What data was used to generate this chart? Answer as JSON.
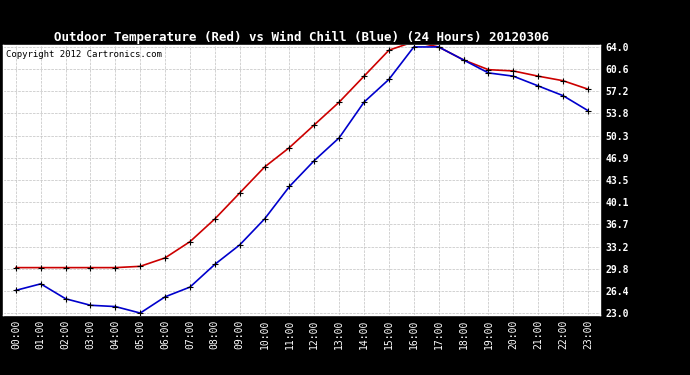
{
  "title": "Outdoor Temperature (Red) vs Wind Chill (Blue) (24 Hours) 20120306",
  "copyright": "Copyright 2012 Cartronics.com",
  "hours": [
    "00:00",
    "01:00",
    "02:00",
    "03:00",
    "04:00",
    "05:00",
    "06:00",
    "07:00",
    "08:00",
    "09:00",
    "10:00",
    "11:00",
    "12:00",
    "13:00",
    "14:00",
    "15:00",
    "16:00",
    "17:00",
    "18:00",
    "19:00",
    "20:00",
    "21:00",
    "22:00",
    "23:00"
  ],
  "temp_red": [
    30.0,
    30.0,
    30.0,
    30.0,
    30.0,
    30.2,
    31.5,
    34.0,
    37.5,
    41.5,
    45.5,
    48.5,
    52.0,
    55.5,
    59.5,
    63.5,
    64.8,
    64.0,
    62.0,
    60.5,
    60.3,
    59.5,
    58.8,
    57.5
  ],
  "wind_chill_blue": [
    26.5,
    27.5,
    25.2,
    24.2,
    24.0,
    23.0,
    25.5,
    27.0,
    30.5,
    33.5,
    37.5,
    42.5,
    46.5,
    50.0,
    55.5,
    59.0,
    64.0,
    64.0,
    62.0,
    60.0,
    59.5,
    58.0,
    56.5,
    54.2
  ],
  "ylim_min": 23.0,
  "ylim_max": 64.0,
  "yticks": [
    23.0,
    26.4,
    29.8,
    33.2,
    36.7,
    40.1,
    43.5,
    46.9,
    50.3,
    53.8,
    57.2,
    60.6,
    64.0
  ],
  "bg_color": "#000000",
  "plot_bg_color": "#ffffff",
  "title_bg_color": "#000000",
  "title_fg_color": "#ffffff",
  "grid_color": "#c0c0c0",
  "red_color": "#cc0000",
  "blue_color": "#0000cc",
  "title_fontsize": 9,
  "tick_fontsize": 7,
  "copyright_fontsize": 6.5
}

Required task:
Check every line for "ffffff" and show the ones that have it.

Task answer:
  "plot_bg_color": "#ffffff",
  "title_fg_color": "#ffffff",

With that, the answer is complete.